→ **Actions demandées**:
1. Recopiez mot pour mot le passage du texte fourni qui va de « Condamne la société » à « pour Mme [B]. ».
2. D'après le texte fourni, devant quelle cour d'appel l'affaire et les parties sont-elles renvoyées ?

→ **Texte fourni**:
+++

Remet, sur ce point, l'affaire et les parties dans l'état où elles se trouvaient avant cet arrêt et les renvoie devant la cour d'appel de Caen ;

Condamne la société Locam-location automobiles et matériels aux dépens ;

En application de l'article 700 du code de procédure civile, rejette la demande formée par la société Locam-location automobiles et matériels et la condamne à payer à Mme [B] la somme de 3 000 euros ;

Dit que sur les diligences du procureur général près la Cour de cassation, le présent arrêt sera transmis pour être transcrit en marge ou à la suite de l'arrêt partiellement cassé ;

Ainsi fait et jugé par la Cour de cassation, chambre commerciale, financière et économique, prononcé par le président en son audience publique du huit février deux mille vingt-trois et signé par lui et Mme Mamou, greffier présent lors du prononcé.

MOYENS ANNEXES au présent arrêt :

Moyens produits par la SARL Boré, Salve de Bruneton et Mégret, avocat aux Conseils, pour Mme [B].

+++

→ **Données fournies**:
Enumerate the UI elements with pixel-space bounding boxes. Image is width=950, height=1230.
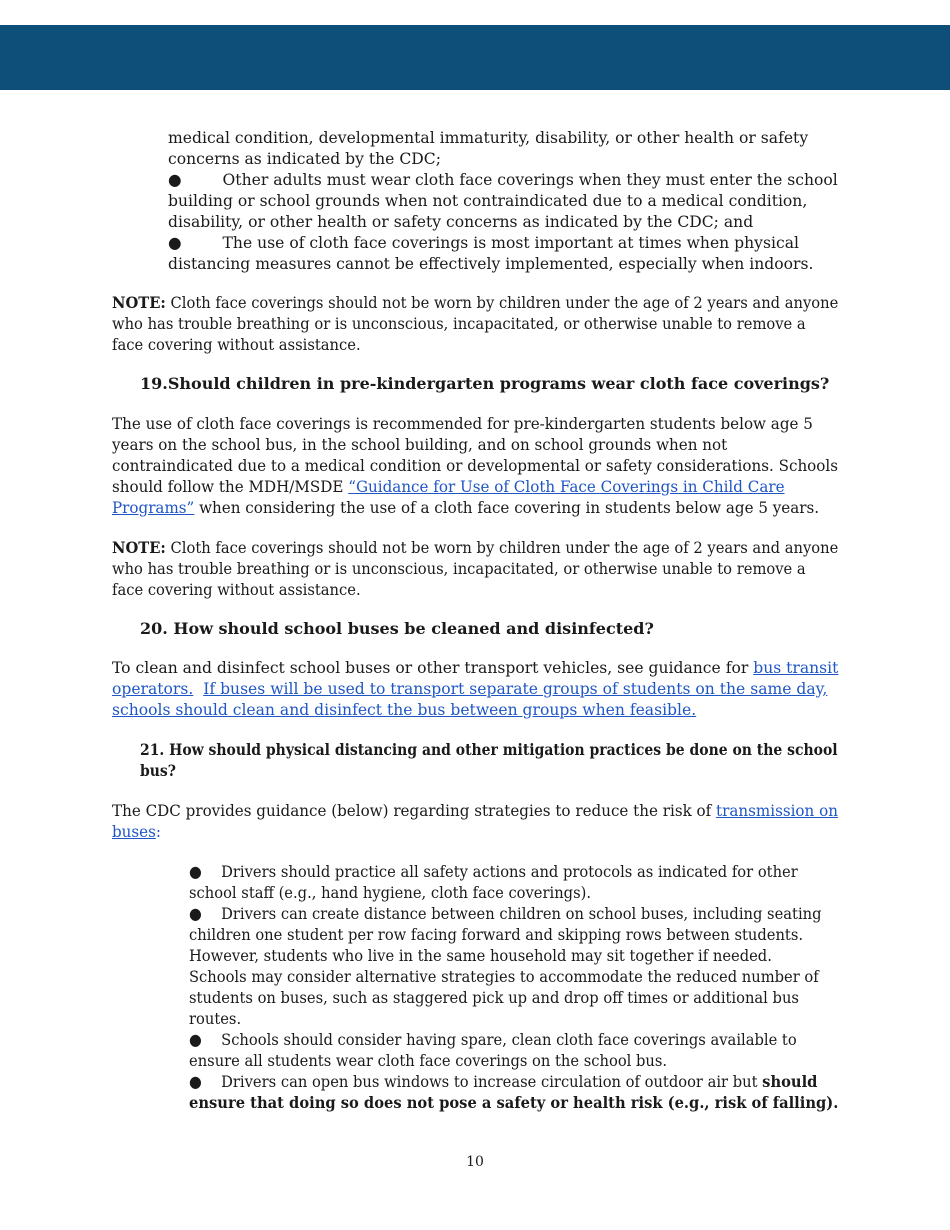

+++

→ **Réponses par consigne**:
1.
Condamne la société Locam-location automobiles et matériels aux dépens ;

En application de l'article 700 du code de procédure civile, rejette la demande formée par la société Locam-location automobiles et matériels et la condamne à payer à Mme [B] la somme de 3 000 euros ;

Dit que sur les diligences du procureur général près la Cour de cassation, le présent arrêt sera transmis pour être transcrit en marge ou à la suite de l'arrêt partiellement cassé ;

Ainsi fait et jugé par la Cour de cassation, chambre commerciale, financière et économique, prononcé par le président en son audience publique du huit février deux mille vingt-trois et signé par lui et Mme Mamou, greffier présent lors du prononcé.

MOYENS ANNEXES au présent arrêt :

Moyens produits par la SARL Boré, Salve de Bruneton et Mégret, avocat aux Conseils, pour Mme [B].

2. Devant la cour d'appel de Caen.